• **DATA FOR THE TASK**
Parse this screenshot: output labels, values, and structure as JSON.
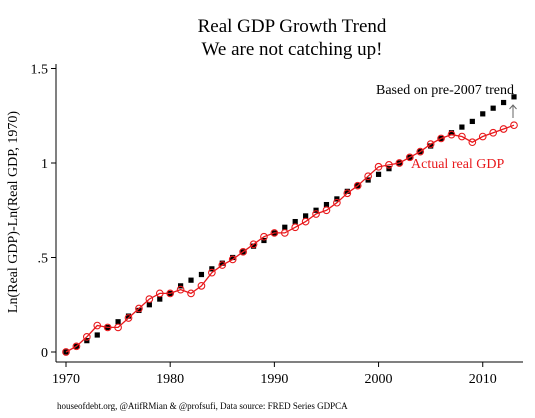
{
  "chart_data": {
    "type": "scatter",
    "title": "Real GDP Growth Trend",
    "subtitle": "We are not catching up!",
    "xlabel": "",
    "ylabel": "Ln(Real GDP)-Ln(Real GDP, 1970)",
    "xlim": [
      1970,
      2013
    ],
    "ylim": [
      0,
      1.55
    ],
    "x_ticks": [
      1970,
      1980,
      1990,
      2000,
      2010
    ],
    "y_ticks": [
      0,
      0.5,
      1,
      1.5
    ],
    "y_tick_labels": [
      "0",
      ".5",
      "1",
      "1.5"
    ],
    "grid": false,
    "series": [
      {
        "name": "Based on pre-2007 trend",
        "marker": "square",
        "color": "#000000",
        "x": [
          1970,
          1971,
          1972,
          1973,
          1974,
          1975,
          1976,
          1977,
          1978,
          1979,
          1980,
          1981,
          1982,
          1983,
          1984,
          1985,
          1986,
          1987,
          1988,
          1989,
          1990,
          1991,
          1992,
          1993,
          1994,
          1995,
          1996,
          1997,
          1998,
          1999,
          2000,
          2001,
          2002,
          2003,
          2004,
          2005,
          2006,
          2007,
          2008,
          2009,
          2010,
          2011,
          2012,
          2013
        ],
        "values": [
          0.0,
          0.03,
          0.06,
          0.09,
          0.13,
          0.16,
          0.19,
          0.22,
          0.25,
          0.28,
          0.31,
          0.35,
          0.38,
          0.41,
          0.44,
          0.47,
          0.5,
          0.53,
          0.56,
          0.59,
          0.63,
          0.66,
          0.69,
          0.72,
          0.75,
          0.78,
          0.81,
          0.85,
          0.88,
          0.91,
          0.94,
          0.97,
          1.0,
          1.03,
          1.06,
          1.09,
          1.13,
          1.16,
          1.19,
          1.22,
          1.26,
          1.29,
          1.32,
          1.35
        ]
      },
      {
        "name": "Actual real GDP",
        "marker": "circle-line",
        "color": "#e8191c",
        "x": [
          1970,
          1971,
          1972,
          1973,
          1974,
          1975,
          1976,
          1977,
          1978,
          1979,
          1980,
          1981,
          1982,
          1983,
          1984,
          1985,
          1986,
          1987,
          1988,
          1989,
          1990,
          1991,
          1992,
          1993,
          1994,
          1995,
          1996,
          1997,
          1998,
          1999,
          2000,
          2001,
          2002,
          2003,
          2004,
          2005,
          2006,
          2007,
          2008,
          2009,
          2010,
          2011,
          2012,
          2013
        ],
        "values": [
          0.0,
          0.03,
          0.08,
          0.14,
          0.13,
          0.13,
          0.18,
          0.23,
          0.28,
          0.31,
          0.31,
          0.33,
          0.31,
          0.35,
          0.42,
          0.46,
          0.49,
          0.53,
          0.57,
          0.61,
          0.63,
          0.63,
          0.66,
          0.69,
          0.73,
          0.75,
          0.79,
          0.84,
          0.88,
          0.93,
          0.98,
          0.99,
          1.0,
          1.03,
          1.06,
          1.1,
          1.13,
          1.15,
          1.14,
          1.11,
          1.14,
          1.16,
          1.18,
          1.2
        ]
      }
    ],
    "annotations": [
      {
        "text": "Based on pre-2007 trend",
        "color": "#000000"
      },
      {
        "text": "Actual real GDP",
        "color": "#e8191c"
      }
    ],
    "source": "houseofdebt.org, @AtifRMian & @profsufi, Data source: FRED Series GDPCA"
  }
}
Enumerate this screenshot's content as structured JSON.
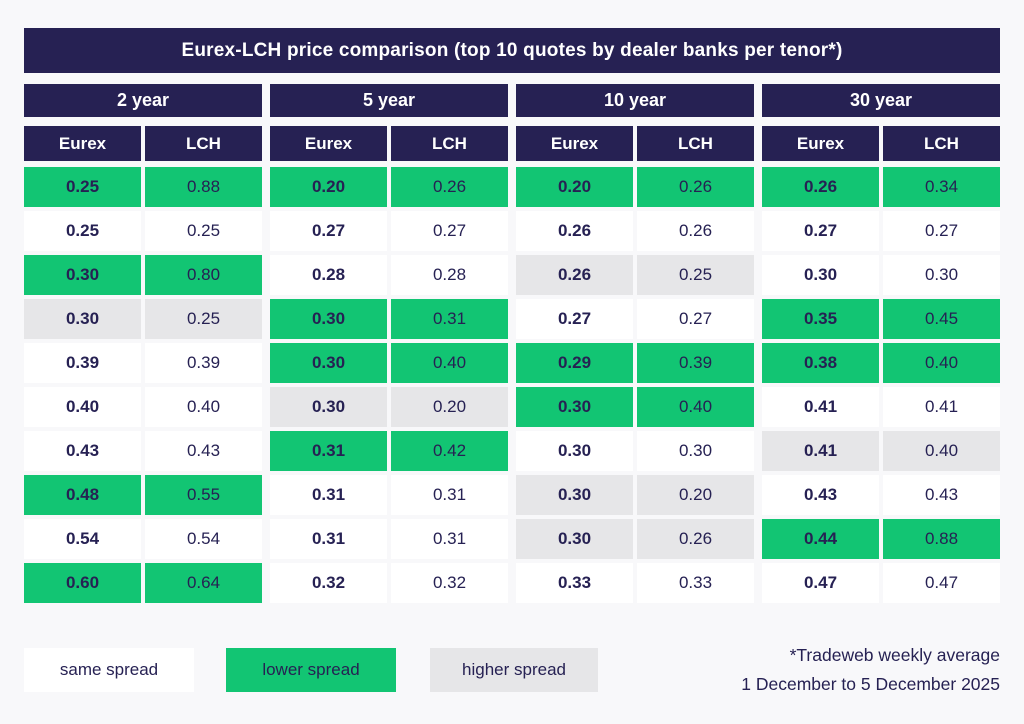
{
  "title": "Eurex-LCH price comparison (top 10 quotes by dealer banks per tenor*)",
  "colors": {
    "navy": "#262153",
    "green": "#12c573",
    "gray": "#e6e6e8",
    "white": "#ffffff",
    "page_bg": "#f8f8fa",
    "text": "#262153"
  },
  "chart_data": {
    "type": "table",
    "title": "Eurex-LCH price comparison (top 10 quotes by dealer banks per tenor*)",
    "subcolumns": [
      "Eurex",
      "LCH"
    ],
    "spread_key": {
      "same": "same spread",
      "lower": "lower spread",
      "higher": "higher spread"
    },
    "series": [
      {
        "tenor": "2 year",
        "rows": [
          {
            "eurex": 0.25,
            "lch": 0.88,
            "spread": "lower"
          },
          {
            "eurex": 0.25,
            "lch": 0.25,
            "spread": "same"
          },
          {
            "eurex": 0.3,
            "lch": 0.8,
            "spread": "lower"
          },
          {
            "eurex": 0.3,
            "lch": 0.25,
            "spread": "higher"
          },
          {
            "eurex": 0.39,
            "lch": 0.39,
            "spread": "same"
          },
          {
            "eurex": 0.4,
            "lch": 0.4,
            "spread": "same"
          },
          {
            "eurex": 0.43,
            "lch": 0.43,
            "spread": "same"
          },
          {
            "eurex": 0.48,
            "lch": 0.55,
            "spread": "lower"
          },
          {
            "eurex": 0.54,
            "lch": 0.54,
            "spread": "same"
          },
          {
            "eurex": 0.6,
            "lch": 0.64,
            "spread": "lower"
          }
        ]
      },
      {
        "tenor": "5 year",
        "rows": [
          {
            "eurex": 0.2,
            "lch": 0.26,
            "spread": "lower"
          },
          {
            "eurex": 0.27,
            "lch": 0.27,
            "spread": "same"
          },
          {
            "eurex": 0.28,
            "lch": 0.28,
            "spread": "same"
          },
          {
            "eurex": 0.3,
            "lch": 0.31,
            "spread": "lower"
          },
          {
            "eurex": 0.3,
            "lch": 0.4,
            "spread": "lower"
          },
          {
            "eurex": 0.3,
            "lch": 0.2,
            "spread": "higher"
          },
          {
            "eurex": 0.31,
            "lch": 0.42,
            "spread": "lower"
          },
          {
            "eurex": 0.31,
            "lch": 0.31,
            "spread": "same"
          },
          {
            "eurex": 0.31,
            "lch": 0.31,
            "spread": "same"
          },
          {
            "eurex": 0.32,
            "lch": 0.32,
            "spread": "same"
          }
        ]
      },
      {
        "tenor": "10 year",
        "rows": [
          {
            "eurex": 0.2,
            "lch": 0.26,
            "spread": "lower"
          },
          {
            "eurex": 0.26,
            "lch": 0.26,
            "spread": "same"
          },
          {
            "eurex": 0.26,
            "lch": 0.25,
            "spread": "higher"
          },
          {
            "eurex": 0.27,
            "lch": 0.27,
            "spread": "same"
          },
          {
            "eurex": 0.29,
            "lch": 0.39,
            "spread": "lower"
          },
          {
            "eurex": 0.3,
            "lch": 0.4,
            "spread": "lower"
          },
          {
            "eurex": 0.3,
            "lch": 0.3,
            "spread": "same"
          },
          {
            "eurex": 0.3,
            "lch": 0.2,
            "spread": "higher"
          },
          {
            "eurex": 0.3,
            "lch": 0.26,
            "spread": "higher"
          },
          {
            "eurex": 0.33,
            "lch": 0.33,
            "spread": "same"
          }
        ]
      },
      {
        "tenor": "30 year",
        "rows": [
          {
            "eurex": 0.26,
            "lch": 0.34,
            "spread": "lower"
          },
          {
            "eurex": 0.27,
            "lch": 0.27,
            "spread": "same"
          },
          {
            "eurex": 0.3,
            "lch": 0.3,
            "spread": "same"
          },
          {
            "eurex": 0.35,
            "lch": 0.45,
            "spread": "lower"
          },
          {
            "eurex": 0.38,
            "lch": 0.4,
            "spread": "lower"
          },
          {
            "eurex": 0.41,
            "lch": 0.41,
            "spread": "same"
          },
          {
            "eurex": 0.41,
            "lch": 0.4,
            "spread": "higher"
          },
          {
            "eurex": 0.43,
            "lch": 0.43,
            "spread": "same"
          },
          {
            "eurex": 0.44,
            "lch": 0.88,
            "spread": "lower"
          },
          {
            "eurex": 0.47,
            "lch": 0.47,
            "spread": "same"
          }
        ]
      }
    ]
  },
  "legend": {
    "same_label": "same spread",
    "lower_label": "lower spread",
    "higher_label": "higher spread"
  },
  "footnote": {
    "line1": "*Tradeweb weekly average",
    "line2": "1 December to 5 December 2025"
  }
}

• **GIVEN PROBLEM**
In the listing above, find the lines holding the word "price" and copy them.

• **EXERCISE RESPONSE**
  "title": "Eurex-LCH price comparison (top 10 quotes by dealer banks per tenor*)",
    "title": "Eurex-LCH price comparison (top 10 quotes by dealer banks per tenor*)",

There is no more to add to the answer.